**Given task**
Every line below that holds the string "JSON" should be copied out.

**Dataset records on visual material**
________________________________________

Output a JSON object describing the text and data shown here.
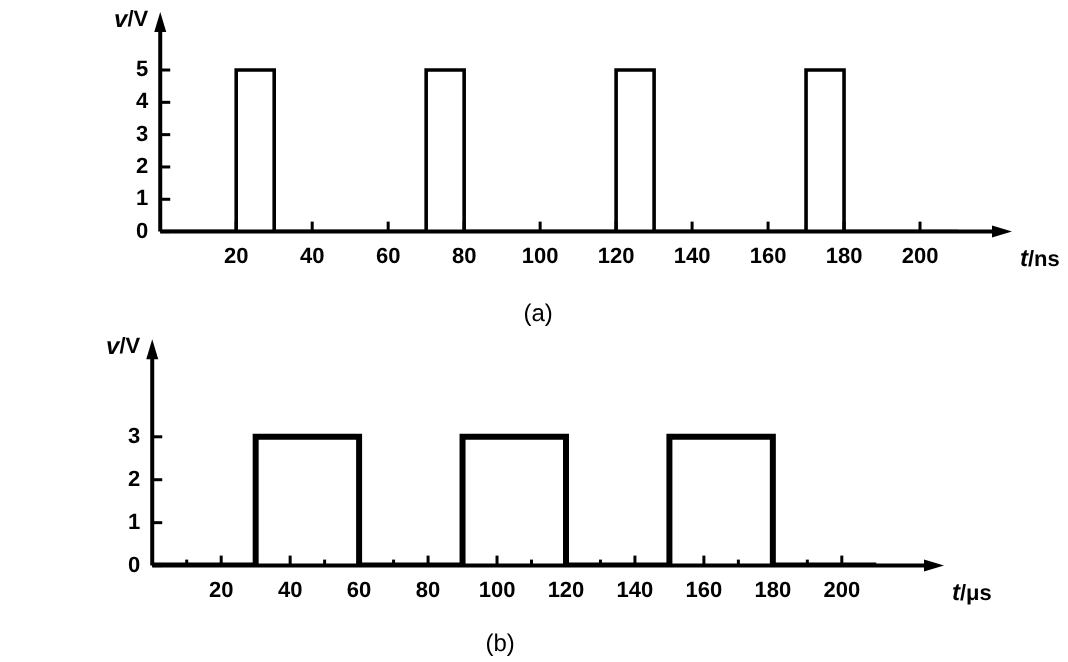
{
  "chart_data": [
    {
      "type": "step",
      "xlabel": "t/ns",
      "ylabel": "v/V",
      "annotations": [
        "(a)"
      ],
      "x": [
        0,
        20,
        30,
        70,
        80,
        120,
        130,
        170,
        180,
        210
      ],
      "series": [
        {
          "color": "#000000",
          "values": [
            0,
            5,
            0,
            5,
            0,
            5,
            0,
            5,
            0,
            0
          ]
        }
      ],
      "xlim": [
        0,
        220
      ],
      "xticks": [
        20,
        40,
        60,
        80,
        100,
        120,
        140,
        160,
        180,
        200
      ],
      "ylim": [
        0,
        6.3
      ],
      "yticks": [
        0,
        1,
        2,
        3,
        4,
        5
      ],
      "grid": false,
      "legend": false,
      "line_style": "solid",
      "marker": "none"
    },
    {
      "type": "step",
      "xlabel": "t/μs",
      "ylabel": "v/V",
      "annotations": [
        "(b)"
      ],
      "x": [
        0,
        30,
        60,
        90,
        120,
        150,
        180,
        210
      ],
      "series": [
        {
          "color": "#000000",
          "values": [
            0,
            3,
            0,
            3,
            0,
            3,
            0,
            0
          ]
        }
      ],
      "xlim": [
        0,
        225
      ],
      "xticks": [
        {
          "value": 10,
          "label": null
        },
        20,
        {
          "value": 30,
          "label": null
        },
        40,
        {
          "value": 50,
          "label": null
        },
        60,
        {
          "value": 70,
          "label": null
        },
        80,
        {
          "value": 90,
          "label": null
        },
        100,
        {
          "value": 110,
          "label": null
        },
        120,
        {
          "value": 130,
          "label": null
        },
        140,
        {
          "value": 150,
          "label": null
        },
        160,
        {
          "value": 170,
          "label": null
        },
        180,
        {
          "value": 190,
          "label": null
        },
        200
      ],
      "ylim": [
        0,
        4.9
      ],
      "yticks": [
        0,
        1,
        2,
        3
      ],
      "grid": false,
      "legend": false,
      "line_style": "solid",
      "marker": "none"
    }
  ]
}
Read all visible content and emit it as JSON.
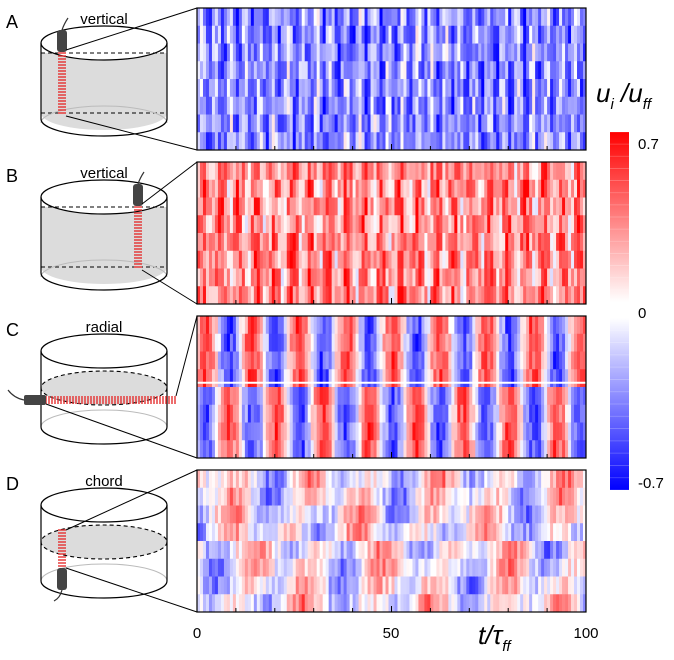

________________________________________

**Solution for this problem**
Output a JSON object describing the text and data shown here.
Read all visible content and emit it as JSON.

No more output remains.